┏━━

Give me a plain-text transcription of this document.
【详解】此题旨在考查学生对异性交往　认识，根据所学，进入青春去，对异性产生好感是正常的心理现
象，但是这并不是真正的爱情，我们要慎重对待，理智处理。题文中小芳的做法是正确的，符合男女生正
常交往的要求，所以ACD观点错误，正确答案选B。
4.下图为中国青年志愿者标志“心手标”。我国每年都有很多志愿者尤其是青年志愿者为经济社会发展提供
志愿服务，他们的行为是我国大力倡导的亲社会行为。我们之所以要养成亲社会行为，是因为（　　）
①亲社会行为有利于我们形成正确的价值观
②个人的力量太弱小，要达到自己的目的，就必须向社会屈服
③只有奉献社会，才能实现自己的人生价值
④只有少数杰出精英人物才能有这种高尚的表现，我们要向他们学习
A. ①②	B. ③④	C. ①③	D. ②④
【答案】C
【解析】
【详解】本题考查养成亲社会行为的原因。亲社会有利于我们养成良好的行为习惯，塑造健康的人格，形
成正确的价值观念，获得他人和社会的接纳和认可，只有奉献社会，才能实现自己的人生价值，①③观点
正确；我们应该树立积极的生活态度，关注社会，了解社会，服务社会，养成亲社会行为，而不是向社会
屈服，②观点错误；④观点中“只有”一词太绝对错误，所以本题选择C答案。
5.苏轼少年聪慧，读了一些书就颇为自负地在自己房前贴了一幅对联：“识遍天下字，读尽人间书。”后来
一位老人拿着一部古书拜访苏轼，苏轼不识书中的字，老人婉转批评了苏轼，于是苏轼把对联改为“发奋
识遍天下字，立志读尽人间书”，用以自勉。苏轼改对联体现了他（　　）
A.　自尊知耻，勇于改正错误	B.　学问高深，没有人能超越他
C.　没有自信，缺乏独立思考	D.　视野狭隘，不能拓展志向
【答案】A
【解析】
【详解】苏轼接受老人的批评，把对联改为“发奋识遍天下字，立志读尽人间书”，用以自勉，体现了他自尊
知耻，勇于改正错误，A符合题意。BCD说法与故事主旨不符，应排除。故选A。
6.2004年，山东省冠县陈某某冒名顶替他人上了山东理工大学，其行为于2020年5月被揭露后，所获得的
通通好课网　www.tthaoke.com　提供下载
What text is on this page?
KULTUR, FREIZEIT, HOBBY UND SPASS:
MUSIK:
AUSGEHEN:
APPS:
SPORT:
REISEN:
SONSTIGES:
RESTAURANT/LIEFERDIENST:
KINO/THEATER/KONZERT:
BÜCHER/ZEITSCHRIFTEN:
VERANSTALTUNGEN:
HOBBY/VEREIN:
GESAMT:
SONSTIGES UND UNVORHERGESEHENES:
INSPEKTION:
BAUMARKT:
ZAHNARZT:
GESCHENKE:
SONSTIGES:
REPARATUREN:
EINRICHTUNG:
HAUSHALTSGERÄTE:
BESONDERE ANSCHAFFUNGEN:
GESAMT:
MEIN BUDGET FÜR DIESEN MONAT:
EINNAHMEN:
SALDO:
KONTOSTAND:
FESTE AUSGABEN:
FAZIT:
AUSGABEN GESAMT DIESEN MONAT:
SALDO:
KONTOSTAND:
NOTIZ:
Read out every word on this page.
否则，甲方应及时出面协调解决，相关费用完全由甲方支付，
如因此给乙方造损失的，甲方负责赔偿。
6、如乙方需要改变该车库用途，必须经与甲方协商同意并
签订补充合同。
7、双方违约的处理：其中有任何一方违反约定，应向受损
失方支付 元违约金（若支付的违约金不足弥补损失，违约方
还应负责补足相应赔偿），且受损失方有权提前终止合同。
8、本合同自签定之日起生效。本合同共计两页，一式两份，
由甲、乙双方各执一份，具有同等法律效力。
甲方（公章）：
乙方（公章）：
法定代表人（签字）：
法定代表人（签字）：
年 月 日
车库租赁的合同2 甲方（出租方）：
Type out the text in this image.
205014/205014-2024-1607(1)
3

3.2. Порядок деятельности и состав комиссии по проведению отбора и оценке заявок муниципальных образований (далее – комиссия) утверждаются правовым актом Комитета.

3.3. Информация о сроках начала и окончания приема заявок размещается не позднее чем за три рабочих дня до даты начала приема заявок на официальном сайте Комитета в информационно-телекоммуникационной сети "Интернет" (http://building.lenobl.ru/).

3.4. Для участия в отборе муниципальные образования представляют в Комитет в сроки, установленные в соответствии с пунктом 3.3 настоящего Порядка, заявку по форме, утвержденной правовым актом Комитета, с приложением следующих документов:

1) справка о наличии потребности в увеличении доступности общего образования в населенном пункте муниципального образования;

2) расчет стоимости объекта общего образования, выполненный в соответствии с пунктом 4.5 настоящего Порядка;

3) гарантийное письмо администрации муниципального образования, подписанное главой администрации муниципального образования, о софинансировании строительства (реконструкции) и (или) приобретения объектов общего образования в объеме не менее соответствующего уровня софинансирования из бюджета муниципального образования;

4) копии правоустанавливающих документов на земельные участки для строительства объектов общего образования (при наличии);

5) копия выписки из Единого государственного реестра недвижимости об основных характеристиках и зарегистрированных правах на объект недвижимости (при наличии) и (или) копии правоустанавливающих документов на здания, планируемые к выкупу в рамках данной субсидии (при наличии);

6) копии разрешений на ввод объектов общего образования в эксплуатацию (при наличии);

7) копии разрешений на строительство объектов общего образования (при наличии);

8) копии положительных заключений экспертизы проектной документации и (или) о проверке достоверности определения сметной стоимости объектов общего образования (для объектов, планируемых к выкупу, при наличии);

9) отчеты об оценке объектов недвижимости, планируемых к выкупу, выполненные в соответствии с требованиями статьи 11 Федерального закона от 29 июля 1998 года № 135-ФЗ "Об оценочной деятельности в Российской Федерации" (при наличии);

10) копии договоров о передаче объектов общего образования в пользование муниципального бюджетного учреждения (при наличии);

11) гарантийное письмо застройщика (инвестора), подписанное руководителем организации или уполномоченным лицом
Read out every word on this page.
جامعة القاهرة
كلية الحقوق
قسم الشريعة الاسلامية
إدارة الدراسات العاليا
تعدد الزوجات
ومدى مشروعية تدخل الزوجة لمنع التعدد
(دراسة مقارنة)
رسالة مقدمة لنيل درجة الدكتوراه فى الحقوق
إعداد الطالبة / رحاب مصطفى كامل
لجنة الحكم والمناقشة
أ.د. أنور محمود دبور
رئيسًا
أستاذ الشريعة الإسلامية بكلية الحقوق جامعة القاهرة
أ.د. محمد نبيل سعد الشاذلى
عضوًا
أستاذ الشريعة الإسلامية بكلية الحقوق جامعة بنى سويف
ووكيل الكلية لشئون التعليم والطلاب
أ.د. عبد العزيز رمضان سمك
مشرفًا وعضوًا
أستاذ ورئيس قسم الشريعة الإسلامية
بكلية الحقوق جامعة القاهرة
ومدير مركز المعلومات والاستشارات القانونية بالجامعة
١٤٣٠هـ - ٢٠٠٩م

┗━━

▸ **Exercise**:
Write out every line of the data that holds the word "недвижимости".

▸ **Answer to the problem**:
5) копия выписки из Единого государственного реестра недвижимости об основных характеристиках и зарегистрированных правах на объект недвижимости (при наличии) и (или) копии правоустанавливающих документов на здания, планируемые к выкупу в рамках данной субсидии (при наличии);
9) отчеты об оценке объектов недвижимости, планируемых к выкупу, выполненные в соответствии с требованиями статьи 11 Федерального закона от 29 июля 1998 года № 135-ФЗ "Об оценочной деятельности в Российской Федерации" (при наличии);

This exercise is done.